PROBLEM DETAILS: Reproduce the records that follow in full, excluding any picture they contain.

RECORDS FOR THE TASK:
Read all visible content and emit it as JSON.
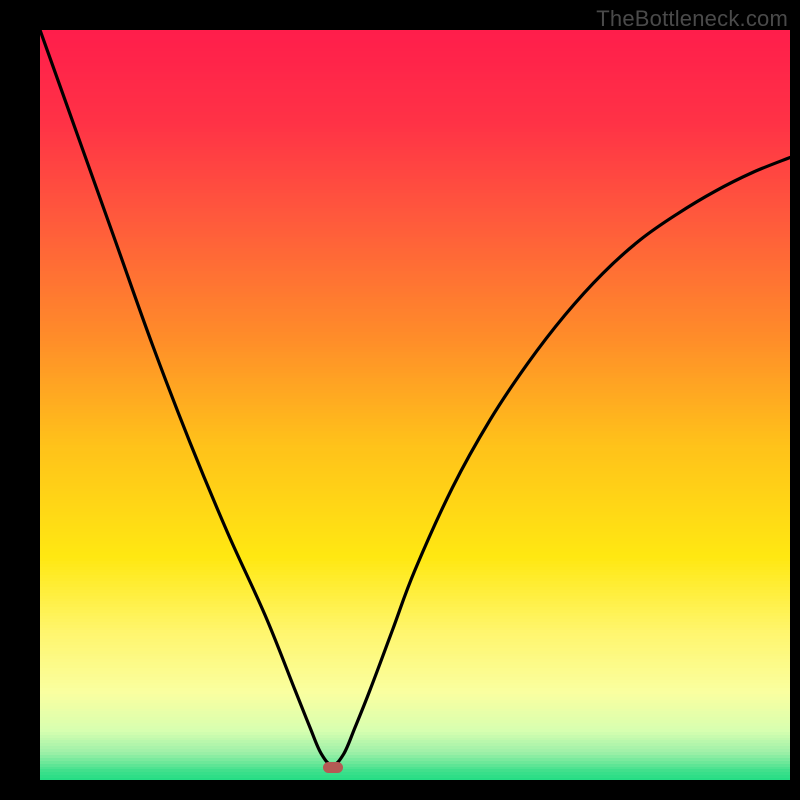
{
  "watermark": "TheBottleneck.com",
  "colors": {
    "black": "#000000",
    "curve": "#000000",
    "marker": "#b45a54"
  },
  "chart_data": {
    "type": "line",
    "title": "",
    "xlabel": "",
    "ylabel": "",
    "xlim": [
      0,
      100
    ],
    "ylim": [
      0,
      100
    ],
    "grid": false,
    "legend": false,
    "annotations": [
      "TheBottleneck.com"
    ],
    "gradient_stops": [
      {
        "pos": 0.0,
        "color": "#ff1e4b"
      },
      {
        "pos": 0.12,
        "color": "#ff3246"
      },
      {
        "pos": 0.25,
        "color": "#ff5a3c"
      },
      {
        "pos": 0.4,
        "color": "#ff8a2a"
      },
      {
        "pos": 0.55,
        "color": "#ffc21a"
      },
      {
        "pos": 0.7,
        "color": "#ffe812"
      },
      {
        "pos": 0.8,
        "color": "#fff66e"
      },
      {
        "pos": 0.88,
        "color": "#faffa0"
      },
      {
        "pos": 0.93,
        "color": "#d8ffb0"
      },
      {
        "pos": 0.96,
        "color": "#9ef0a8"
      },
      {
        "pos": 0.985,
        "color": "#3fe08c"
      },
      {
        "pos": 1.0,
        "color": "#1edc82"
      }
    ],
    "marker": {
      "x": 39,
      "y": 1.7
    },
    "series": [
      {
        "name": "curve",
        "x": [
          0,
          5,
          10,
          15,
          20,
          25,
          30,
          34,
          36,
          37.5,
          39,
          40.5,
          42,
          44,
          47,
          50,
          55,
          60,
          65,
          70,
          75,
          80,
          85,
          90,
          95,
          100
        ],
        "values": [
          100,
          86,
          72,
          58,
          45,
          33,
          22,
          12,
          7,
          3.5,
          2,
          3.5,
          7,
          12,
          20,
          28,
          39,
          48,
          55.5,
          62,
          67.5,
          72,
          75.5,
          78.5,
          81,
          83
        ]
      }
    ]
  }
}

TASK OUTPUT:
Read all visible content and emit it as JSON.
{
  "watermark": "TheBottleneck.com",
  "colors": {
    "black": "#000000",
    "curve": "#000000",
    "marker": "#b45a54"
  },
  "chart_data": {
    "type": "line",
    "title": "",
    "xlabel": "",
    "ylabel": "",
    "xlim": [
      0,
      100
    ],
    "ylim": [
      0,
      100
    ],
    "grid": false,
    "legend": false,
    "annotations": [
      "TheBottleneck.com"
    ],
    "gradient_stops": [
      {
        "pos": 0.0,
        "color": "#ff1e4b"
      },
      {
        "pos": 0.12,
        "color": "#ff3246"
      },
      {
        "pos": 0.25,
        "color": "#ff5a3c"
      },
      {
        "pos": 0.4,
        "color": "#ff8a2a"
      },
      {
        "pos": 0.55,
        "color": "#ffc21a"
      },
      {
        "pos": 0.7,
        "color": "#ffe812"
      },
      {
        "pos": 0.8,
        "color": "#fff66e"
      },
      {
        "pos": 0.88,
        "color": "#faffa0"
      },
      {
        "pos": 0.93,
        "color": "#d8ffb0"
      },
      {
        "pos": 0.96,
        "color": "#9ef0a8"
      },
      {
        "pos": 0.985,
        "color": "#3fe08c"
      },
      {
        "pos": 1.0,
        "color": "#1edc82"
      }
    ],
    "marker": {
      "x": 39,
      "y": 1.7
    },
    "series": [
      {
        "name": "curve",
        "x": [
          0,
          5,
          10,
          15,
          20,
          25,
          30,
          34,
          36,
          37.5,
          39,
          40.5,
          42,
          44,
          47,
          50,
          55,
          60,
          65,
          70,
          75,
          80,
          85,
          90,
          95,
          100
        ],
        "values": [
          100,
          86,
          72,
          58,
          45,
          33,
          22,
          12,
          7,
          3.5,
          2,
          3.5,
          7,
          12,
          20,
          28,
          39,
          48,
          55.5,
          62,
          67.5,
          72,
          75.5,
          78.5,
          81,
          83
        ]
      }
    ]
  }
}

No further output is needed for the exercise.